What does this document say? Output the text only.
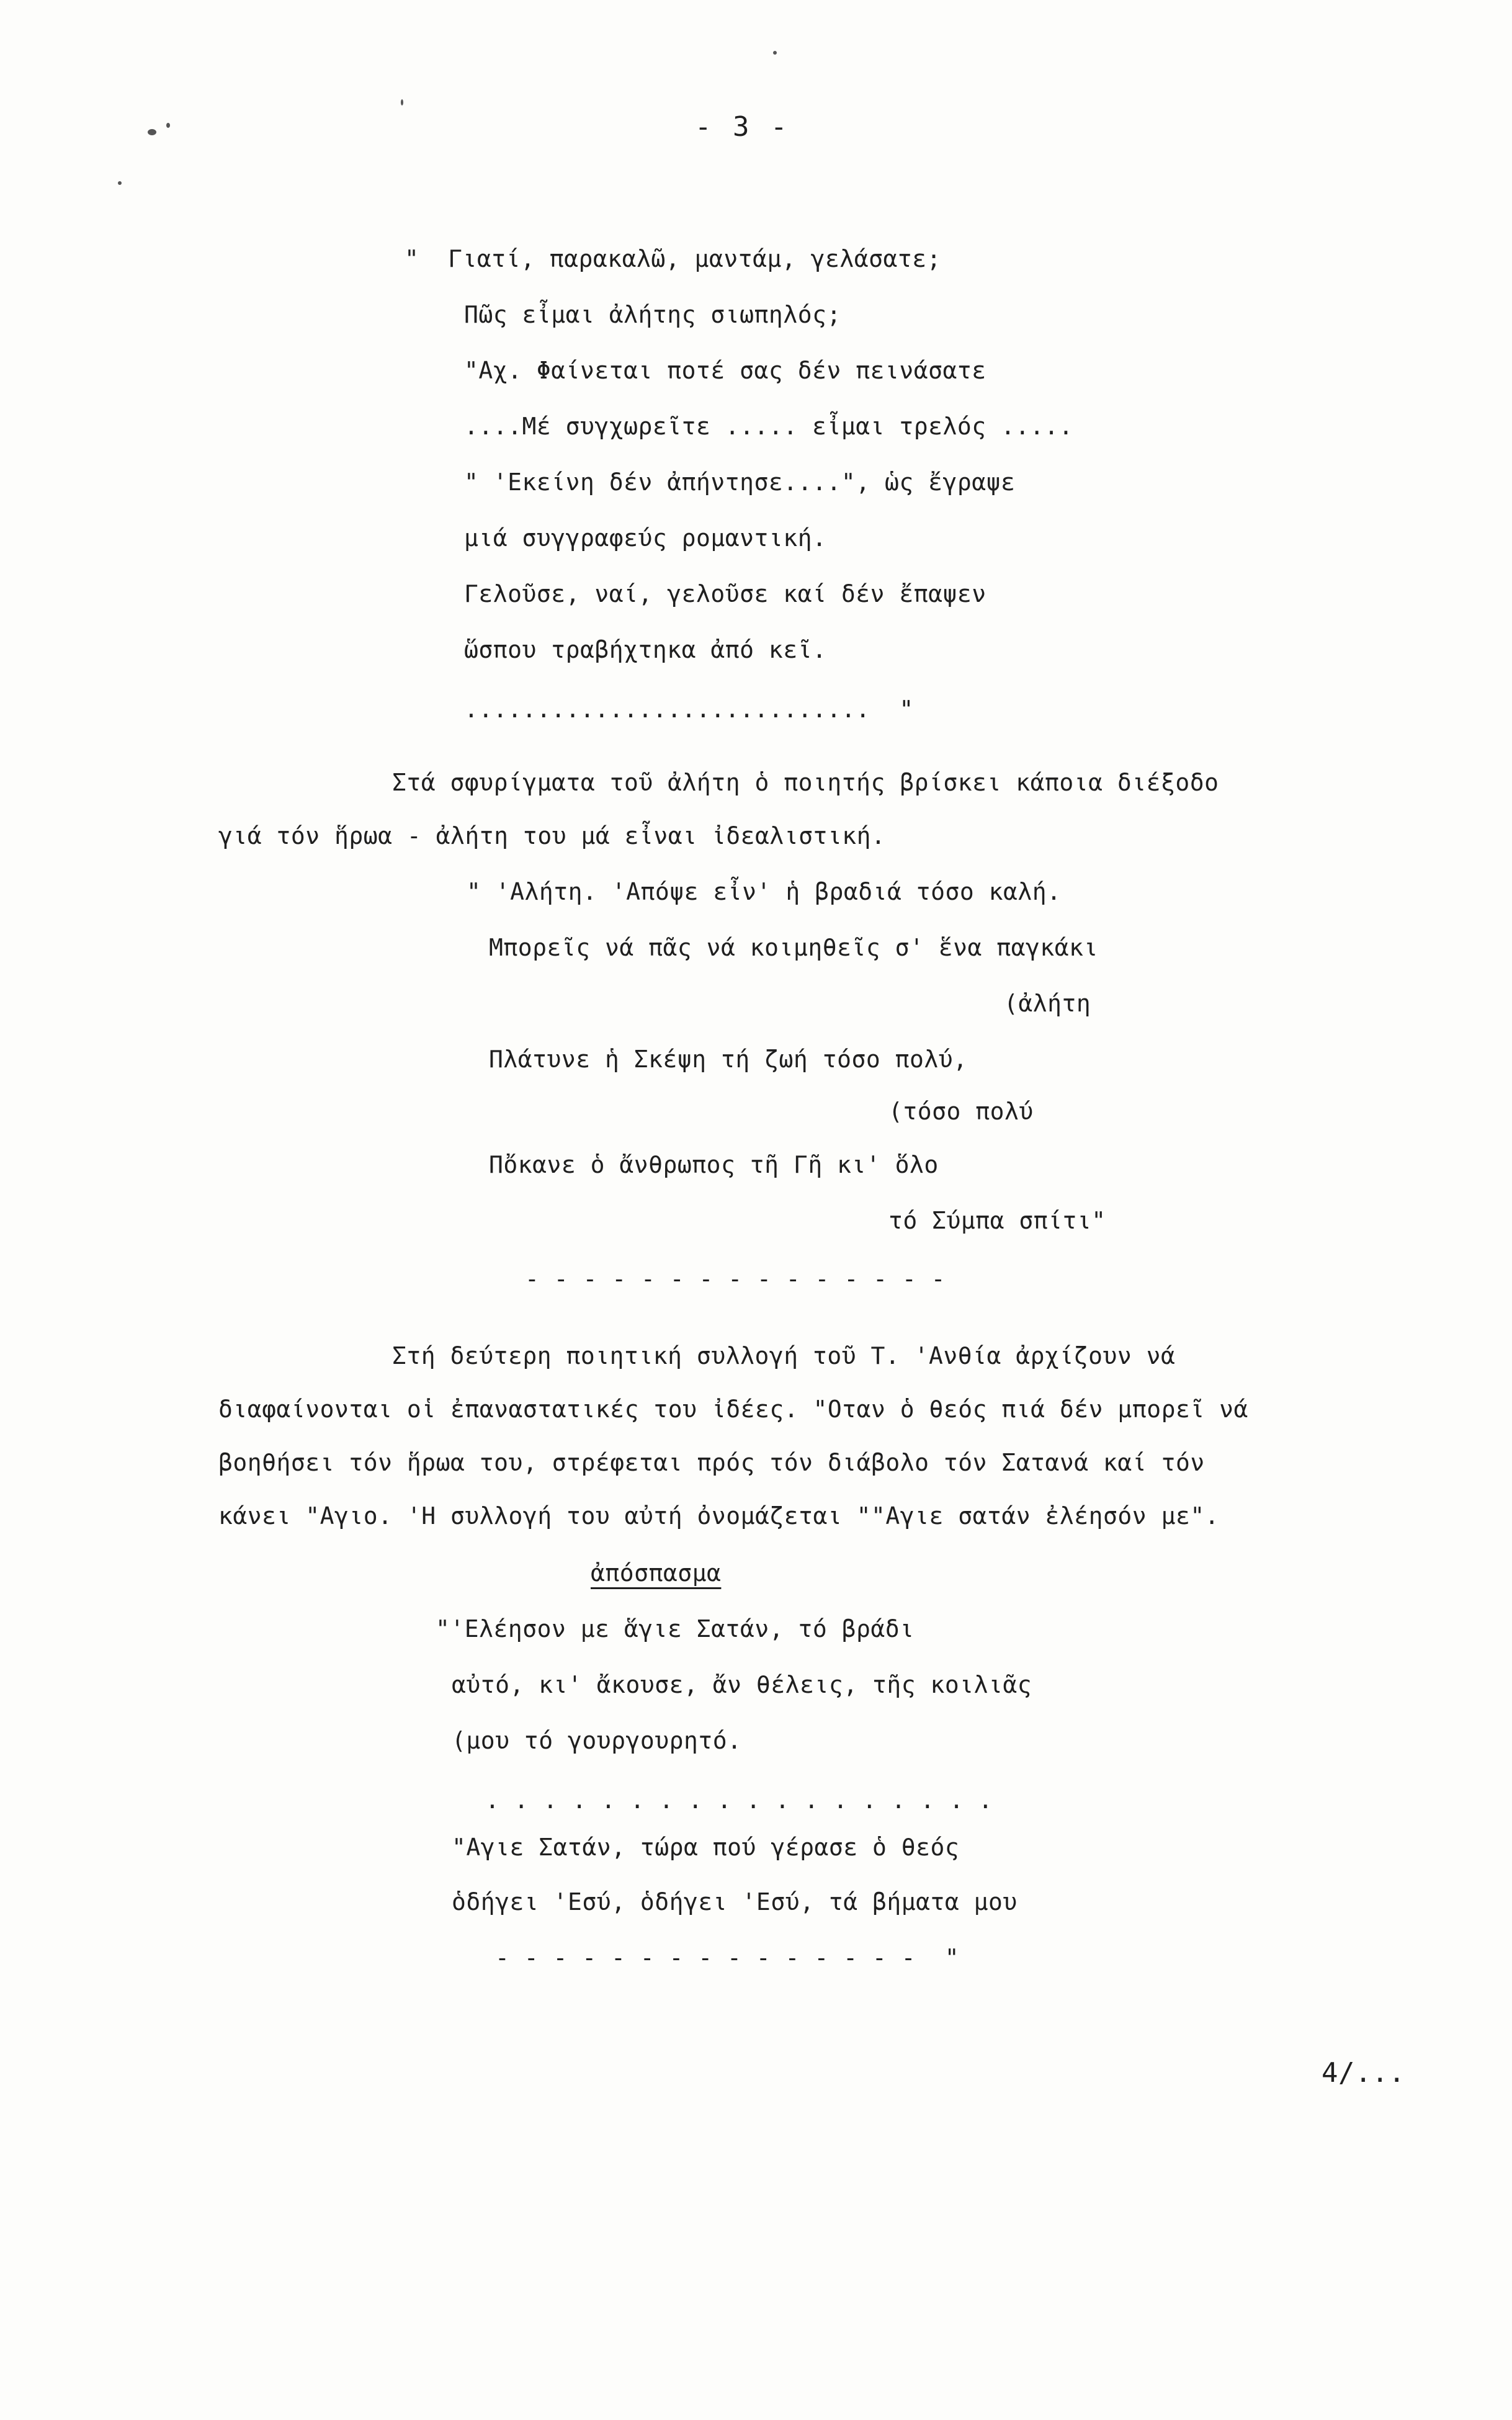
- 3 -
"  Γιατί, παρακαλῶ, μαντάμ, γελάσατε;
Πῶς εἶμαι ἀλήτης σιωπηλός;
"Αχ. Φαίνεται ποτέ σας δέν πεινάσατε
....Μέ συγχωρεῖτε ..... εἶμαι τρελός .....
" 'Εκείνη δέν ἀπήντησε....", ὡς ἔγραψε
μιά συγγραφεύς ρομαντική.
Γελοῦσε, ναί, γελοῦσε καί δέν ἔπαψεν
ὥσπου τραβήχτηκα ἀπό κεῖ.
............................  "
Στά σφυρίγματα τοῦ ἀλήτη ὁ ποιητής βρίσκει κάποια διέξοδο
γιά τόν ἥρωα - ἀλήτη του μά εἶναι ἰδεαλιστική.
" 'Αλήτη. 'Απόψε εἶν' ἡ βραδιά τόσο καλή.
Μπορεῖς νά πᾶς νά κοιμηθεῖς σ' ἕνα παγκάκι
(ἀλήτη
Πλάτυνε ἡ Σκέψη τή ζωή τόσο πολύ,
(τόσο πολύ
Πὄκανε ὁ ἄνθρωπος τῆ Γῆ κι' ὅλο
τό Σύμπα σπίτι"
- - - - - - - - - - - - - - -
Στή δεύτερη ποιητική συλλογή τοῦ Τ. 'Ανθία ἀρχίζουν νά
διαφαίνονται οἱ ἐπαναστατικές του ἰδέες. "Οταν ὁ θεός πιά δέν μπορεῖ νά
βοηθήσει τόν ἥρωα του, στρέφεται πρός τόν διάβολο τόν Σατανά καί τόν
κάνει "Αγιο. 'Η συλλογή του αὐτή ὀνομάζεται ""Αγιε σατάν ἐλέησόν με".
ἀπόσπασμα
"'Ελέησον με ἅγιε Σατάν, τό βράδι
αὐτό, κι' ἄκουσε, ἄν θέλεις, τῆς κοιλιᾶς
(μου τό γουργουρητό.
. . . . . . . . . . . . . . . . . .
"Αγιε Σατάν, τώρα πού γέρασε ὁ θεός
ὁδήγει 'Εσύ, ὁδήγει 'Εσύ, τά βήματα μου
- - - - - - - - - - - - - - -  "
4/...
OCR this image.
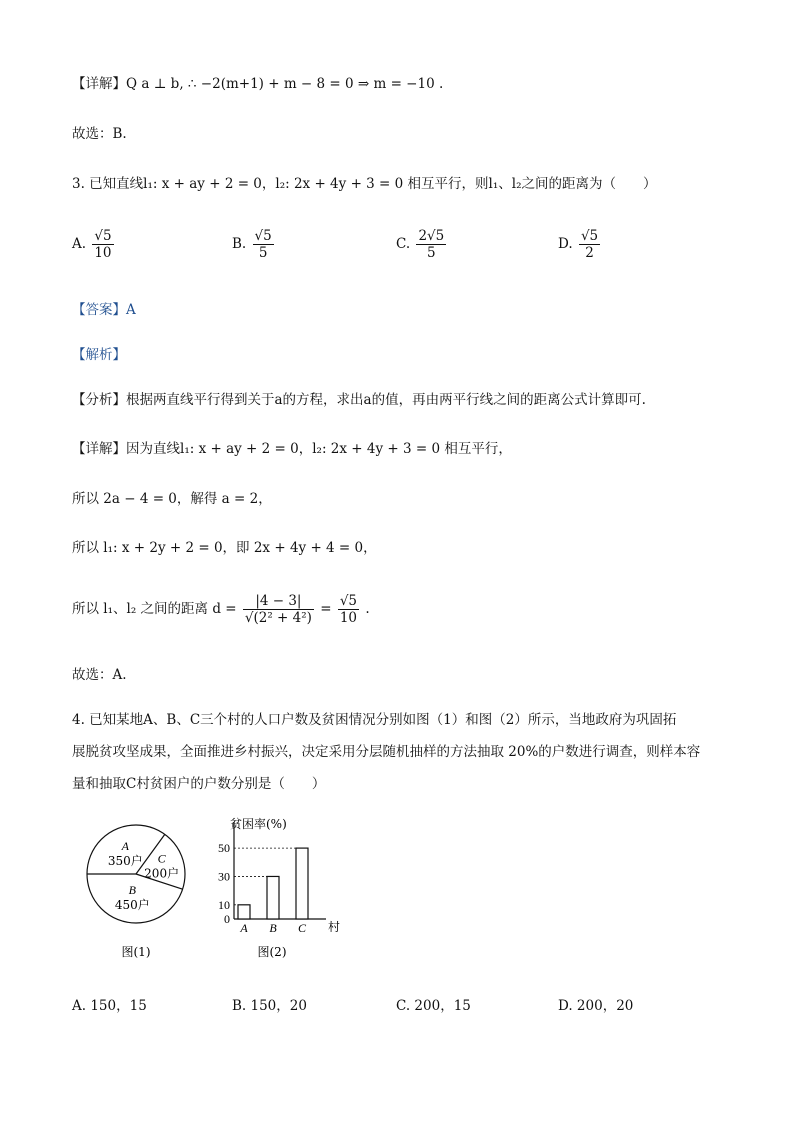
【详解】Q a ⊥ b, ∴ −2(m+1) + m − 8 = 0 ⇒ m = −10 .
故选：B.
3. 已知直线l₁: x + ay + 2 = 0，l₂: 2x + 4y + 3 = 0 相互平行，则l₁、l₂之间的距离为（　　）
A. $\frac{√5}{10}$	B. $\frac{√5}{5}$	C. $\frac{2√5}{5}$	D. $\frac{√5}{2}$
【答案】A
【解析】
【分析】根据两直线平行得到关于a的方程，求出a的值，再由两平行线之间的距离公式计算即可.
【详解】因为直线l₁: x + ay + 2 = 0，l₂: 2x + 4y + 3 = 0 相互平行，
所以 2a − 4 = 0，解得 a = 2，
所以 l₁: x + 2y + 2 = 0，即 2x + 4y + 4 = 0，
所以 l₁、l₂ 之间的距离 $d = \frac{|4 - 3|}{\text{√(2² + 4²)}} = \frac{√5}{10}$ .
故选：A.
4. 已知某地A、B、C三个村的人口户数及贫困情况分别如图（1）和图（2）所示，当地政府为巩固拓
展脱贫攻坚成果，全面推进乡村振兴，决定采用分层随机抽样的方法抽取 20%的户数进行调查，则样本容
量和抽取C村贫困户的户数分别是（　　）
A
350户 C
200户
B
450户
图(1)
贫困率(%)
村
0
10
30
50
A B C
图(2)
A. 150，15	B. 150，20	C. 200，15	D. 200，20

────

All the records above need to be given again word for word. Skip the pictures.

▶ FULL SOLUTION:
What does this document say? Output the text only.
- 3 -
"  Γιατί, παρακαλῶ, μαντάμ, γελάσατε;
Πῶς εἶμαι ἀλήτης σιωπηλός;
"Αχ. Φαίνεται ποτέ σας δέν πεινάσατε
....Μέ συγχωρεῖτε ..... εἶμαι τρελός .....
" 'Εκείνη δέν ἀπήντησε....", ὡς ἔγραψε
μιά συγγραφεύς ρομαντική.
Γελοῦσε, ναί, γελοῦσε καί δέν ἔπαψεν
ὥσπου τραβήχτηκα ἀπό κεῖ.
............................  "
Στά σφυρίγματα τοῦ ἀλήτη ὁ ποιητής βρίσκει κάποια διέξοδο
γιά τόν ἥρωα - ἀλήτη του μά εἶναι ἰδεαλιστική.
" 'Αλήτη. 'Απόψε εἶν' ἡ βραδιά τόσο καλή.
Μπορεῖς νά πᾶς νά κοιμηθεῖς σ' ἕνα παγκάκι
(ἀλήτη
Πλάτυνε ἡ Σκέψη τή ζωή τόσο πολύ,
(τόσο πολύ
Πὄκανε ὁ ἄνθρωπος τῆ Γῆ κι' ὅλο
τό Σύμπα σπίτι"
- - - - - - - - - - - - - - -
Στή δεύτερη ποιητική συλλογή τοῦ Τ. 'Ανθία ἀρχίζουν νά
διαφαίνονται οἱ ἐπαναστατικές του ἰδέες. "Οταν ὁ θεός πιά δέν μπορεῖ νά
βοηθήσει τόν ἥρωα του, στρέφεται πρός τόν διάβολο τόν Σατανά καί τόν
κάνει "Αγιο. 'Η συλλογή του αὐτή ὀνομάζεται ""Αγιε σατάν ἐλέησόν με".
ἀπόσπασμα
"'Ελέησον με ἅγιε Σατάν, τό βράδι
αὐτό, κι' ἄκουσε, ἄν θέλεις, τῆς κοιλιᾶς
(μου τό γουργουρητό.
. . . . . . . . . . . . . . . . . .
"Αγιε Σατάν, τώρα πού γέρασε ὁ θεός
ὁδήγει 'Εσύ, ὁδήγει 'Εσύ, τά βήματα μου
- - - - - - - - - - - - - - -  "
4/...
OCR this image.
【详解】Q a ⊥ b, ∴ −2(m+1) + m − 8 = 0 ⇒ m = −10 .
故选：B.
3. 已知直线l₁: x + ay + 2 = 0，l₂: 2x + 4y + 3 = 0 相互平行，则l₁、l₂之间的距离为（　　）
A. $\frac{√5}{10}$	B. $\frac{√5}{5}$	C. $\frac{2√5}{5}$	D. $\frac{√5}{2}$
【答案】A
【解析】
【分析】根据两直线平行得到关于a的方程，求出a的值，再由两平行线之间的距离公式计算即可.
【详解】因为直线l₁: x + ay + 2 = 0，l₂: 2x + 4y + 3 = 0 相互平行，
所以 2a − 4 = 0，解得 a = 2，
所以 l₁: x + 2y + 2 = 0，即 2x + 4y + 4 = 0，
所以 l₁、l₂ 之间的距离 $d = \frac{|4 - 3|}{\text{√(2² + 4²)}} = \frac{√5}{10}$ .
故选：A.
4. 已知某地A、B、C三个村的人口户数及贫困情况分别如图（1）和图（2）所示，当地政府为巩固拓
展脱贫攻坚成果，全面推进乡村振兴，决定采用分层随机抽样的方法抽取 20%的户数进行调查，则样本容
量和抽取C村贫困户的户数分别是（　　）
A
350户 C
200户
B
450户
图(1)
贫困率(%)
村
0
10
30
50
A B C
图(2)
A. 150，15	B. 150，20	C. 200，15	D. 200，20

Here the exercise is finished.